- _WHAT NEEDS TO BE DONE_
In the material below, find every line with "left" and pull it out.

- _RECORDS SUPPLIED_

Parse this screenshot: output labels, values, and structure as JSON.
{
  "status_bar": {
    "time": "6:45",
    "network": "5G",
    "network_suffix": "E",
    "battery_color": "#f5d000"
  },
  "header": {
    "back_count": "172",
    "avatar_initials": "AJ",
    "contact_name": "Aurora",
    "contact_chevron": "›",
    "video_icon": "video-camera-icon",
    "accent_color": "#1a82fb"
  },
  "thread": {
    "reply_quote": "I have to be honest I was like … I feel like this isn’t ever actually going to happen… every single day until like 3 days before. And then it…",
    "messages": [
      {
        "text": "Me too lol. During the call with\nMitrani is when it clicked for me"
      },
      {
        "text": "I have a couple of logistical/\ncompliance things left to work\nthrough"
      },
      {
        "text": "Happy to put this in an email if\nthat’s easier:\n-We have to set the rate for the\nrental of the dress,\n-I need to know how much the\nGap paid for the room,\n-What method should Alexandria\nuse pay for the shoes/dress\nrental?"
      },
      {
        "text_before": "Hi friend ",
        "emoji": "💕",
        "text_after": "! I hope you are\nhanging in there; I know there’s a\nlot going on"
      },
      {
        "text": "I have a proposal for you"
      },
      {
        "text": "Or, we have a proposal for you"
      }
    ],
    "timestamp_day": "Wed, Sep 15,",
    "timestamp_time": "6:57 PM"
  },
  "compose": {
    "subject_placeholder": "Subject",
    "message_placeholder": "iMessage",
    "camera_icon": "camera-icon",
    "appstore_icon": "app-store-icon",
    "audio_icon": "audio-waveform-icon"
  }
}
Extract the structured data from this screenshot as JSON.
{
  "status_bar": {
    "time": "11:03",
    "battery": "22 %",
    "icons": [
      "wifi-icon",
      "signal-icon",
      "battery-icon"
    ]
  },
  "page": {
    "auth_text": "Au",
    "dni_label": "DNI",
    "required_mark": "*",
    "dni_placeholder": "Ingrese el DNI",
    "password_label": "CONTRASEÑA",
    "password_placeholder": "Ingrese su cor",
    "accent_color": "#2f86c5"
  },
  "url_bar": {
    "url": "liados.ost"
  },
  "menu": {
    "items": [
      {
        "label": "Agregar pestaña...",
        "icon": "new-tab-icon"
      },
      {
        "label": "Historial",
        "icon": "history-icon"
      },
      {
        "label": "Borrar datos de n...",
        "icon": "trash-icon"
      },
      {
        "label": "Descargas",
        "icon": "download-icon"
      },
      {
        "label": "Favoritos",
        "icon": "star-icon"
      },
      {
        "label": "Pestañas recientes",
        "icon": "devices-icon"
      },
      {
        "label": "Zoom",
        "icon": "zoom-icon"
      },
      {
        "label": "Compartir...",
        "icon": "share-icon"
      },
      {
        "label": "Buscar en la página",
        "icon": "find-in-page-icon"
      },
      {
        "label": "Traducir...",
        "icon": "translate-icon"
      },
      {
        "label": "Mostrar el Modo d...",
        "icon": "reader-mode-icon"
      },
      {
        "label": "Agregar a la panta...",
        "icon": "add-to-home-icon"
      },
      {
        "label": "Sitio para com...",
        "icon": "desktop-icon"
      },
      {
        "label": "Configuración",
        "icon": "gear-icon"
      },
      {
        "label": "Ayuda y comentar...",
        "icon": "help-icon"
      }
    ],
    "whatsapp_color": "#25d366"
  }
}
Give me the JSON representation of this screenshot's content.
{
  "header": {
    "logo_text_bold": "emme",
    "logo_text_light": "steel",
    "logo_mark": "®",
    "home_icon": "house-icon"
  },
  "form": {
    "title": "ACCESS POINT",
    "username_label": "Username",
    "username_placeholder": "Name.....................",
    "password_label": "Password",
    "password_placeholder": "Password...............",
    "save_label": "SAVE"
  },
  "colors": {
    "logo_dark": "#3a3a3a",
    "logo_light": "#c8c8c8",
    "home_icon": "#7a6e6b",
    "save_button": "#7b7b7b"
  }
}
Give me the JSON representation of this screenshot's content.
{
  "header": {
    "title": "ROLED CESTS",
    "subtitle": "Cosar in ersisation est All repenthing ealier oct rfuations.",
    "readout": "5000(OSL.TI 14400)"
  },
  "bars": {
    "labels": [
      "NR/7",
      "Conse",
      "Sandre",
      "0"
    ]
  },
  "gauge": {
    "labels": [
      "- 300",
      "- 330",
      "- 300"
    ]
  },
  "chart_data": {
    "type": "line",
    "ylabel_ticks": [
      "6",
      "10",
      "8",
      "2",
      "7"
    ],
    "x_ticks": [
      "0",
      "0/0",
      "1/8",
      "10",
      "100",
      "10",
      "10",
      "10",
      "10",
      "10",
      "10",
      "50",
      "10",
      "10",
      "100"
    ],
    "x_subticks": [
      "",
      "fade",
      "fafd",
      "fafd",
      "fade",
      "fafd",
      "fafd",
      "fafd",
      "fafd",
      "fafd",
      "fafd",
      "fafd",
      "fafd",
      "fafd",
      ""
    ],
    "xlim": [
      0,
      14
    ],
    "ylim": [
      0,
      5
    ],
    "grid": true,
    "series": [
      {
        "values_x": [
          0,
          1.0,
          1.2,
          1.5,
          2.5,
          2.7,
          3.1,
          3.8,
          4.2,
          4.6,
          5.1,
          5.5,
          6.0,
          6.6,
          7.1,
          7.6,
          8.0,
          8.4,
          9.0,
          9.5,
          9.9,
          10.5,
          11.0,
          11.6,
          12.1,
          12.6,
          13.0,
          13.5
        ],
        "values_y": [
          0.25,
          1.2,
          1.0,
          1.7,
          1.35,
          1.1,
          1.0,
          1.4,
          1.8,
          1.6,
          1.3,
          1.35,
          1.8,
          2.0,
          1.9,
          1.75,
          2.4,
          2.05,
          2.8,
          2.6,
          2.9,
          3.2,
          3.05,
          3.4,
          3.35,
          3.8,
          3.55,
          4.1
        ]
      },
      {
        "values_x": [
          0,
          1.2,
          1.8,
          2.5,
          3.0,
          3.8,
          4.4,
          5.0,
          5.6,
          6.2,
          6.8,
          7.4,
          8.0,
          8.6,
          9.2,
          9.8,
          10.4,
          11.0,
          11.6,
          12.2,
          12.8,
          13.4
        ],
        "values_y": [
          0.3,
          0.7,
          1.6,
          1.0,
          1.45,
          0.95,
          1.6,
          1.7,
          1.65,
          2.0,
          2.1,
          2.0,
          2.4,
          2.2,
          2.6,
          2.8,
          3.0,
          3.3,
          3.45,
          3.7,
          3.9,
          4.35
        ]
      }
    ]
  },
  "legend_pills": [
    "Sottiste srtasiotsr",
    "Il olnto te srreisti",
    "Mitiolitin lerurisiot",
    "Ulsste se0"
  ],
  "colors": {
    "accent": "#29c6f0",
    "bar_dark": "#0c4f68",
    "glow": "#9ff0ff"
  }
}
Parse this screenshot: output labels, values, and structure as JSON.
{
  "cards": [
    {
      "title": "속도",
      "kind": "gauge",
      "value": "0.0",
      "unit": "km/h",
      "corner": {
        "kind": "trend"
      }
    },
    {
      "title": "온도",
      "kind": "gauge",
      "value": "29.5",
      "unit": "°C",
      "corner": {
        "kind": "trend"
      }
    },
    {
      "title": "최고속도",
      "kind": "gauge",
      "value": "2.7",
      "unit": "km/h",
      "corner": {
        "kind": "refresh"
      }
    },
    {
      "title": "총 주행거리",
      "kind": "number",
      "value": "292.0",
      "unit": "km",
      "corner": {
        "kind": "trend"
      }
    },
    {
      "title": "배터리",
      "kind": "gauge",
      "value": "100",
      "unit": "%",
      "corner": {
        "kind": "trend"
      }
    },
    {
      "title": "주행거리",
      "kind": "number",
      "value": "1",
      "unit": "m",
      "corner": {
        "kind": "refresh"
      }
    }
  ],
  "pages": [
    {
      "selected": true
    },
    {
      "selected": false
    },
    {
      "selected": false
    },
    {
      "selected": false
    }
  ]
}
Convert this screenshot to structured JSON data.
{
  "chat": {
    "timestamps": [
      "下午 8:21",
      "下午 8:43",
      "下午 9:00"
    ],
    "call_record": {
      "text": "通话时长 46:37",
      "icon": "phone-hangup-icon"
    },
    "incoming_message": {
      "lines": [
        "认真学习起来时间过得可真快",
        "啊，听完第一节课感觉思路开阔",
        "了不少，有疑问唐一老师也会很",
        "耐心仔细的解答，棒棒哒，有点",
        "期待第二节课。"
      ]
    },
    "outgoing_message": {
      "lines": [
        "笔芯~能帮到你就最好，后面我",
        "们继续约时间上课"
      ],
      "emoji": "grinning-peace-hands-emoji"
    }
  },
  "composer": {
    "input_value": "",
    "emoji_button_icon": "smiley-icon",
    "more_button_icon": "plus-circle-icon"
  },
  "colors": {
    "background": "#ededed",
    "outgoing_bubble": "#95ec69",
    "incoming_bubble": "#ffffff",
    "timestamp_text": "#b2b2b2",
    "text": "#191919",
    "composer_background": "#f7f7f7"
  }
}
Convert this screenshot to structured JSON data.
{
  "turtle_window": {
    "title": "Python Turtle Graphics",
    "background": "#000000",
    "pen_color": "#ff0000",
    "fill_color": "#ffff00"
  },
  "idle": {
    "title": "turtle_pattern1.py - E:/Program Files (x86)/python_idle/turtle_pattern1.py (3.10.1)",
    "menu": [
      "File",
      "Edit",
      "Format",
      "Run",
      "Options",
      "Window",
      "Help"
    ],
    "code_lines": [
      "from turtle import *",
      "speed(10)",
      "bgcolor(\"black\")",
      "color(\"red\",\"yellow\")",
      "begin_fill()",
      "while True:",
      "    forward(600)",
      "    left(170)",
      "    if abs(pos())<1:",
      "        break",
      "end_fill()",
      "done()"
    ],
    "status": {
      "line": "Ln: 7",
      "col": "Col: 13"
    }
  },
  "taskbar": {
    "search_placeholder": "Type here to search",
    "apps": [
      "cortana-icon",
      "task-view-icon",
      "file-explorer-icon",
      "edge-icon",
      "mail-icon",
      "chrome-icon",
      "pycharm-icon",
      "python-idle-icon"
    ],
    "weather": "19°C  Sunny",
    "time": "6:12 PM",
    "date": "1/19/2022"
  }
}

- _THE REPLY_
        "text": "I have a couple of logistical/\ncompliance things left to work\nthrough"
      "    left(170)",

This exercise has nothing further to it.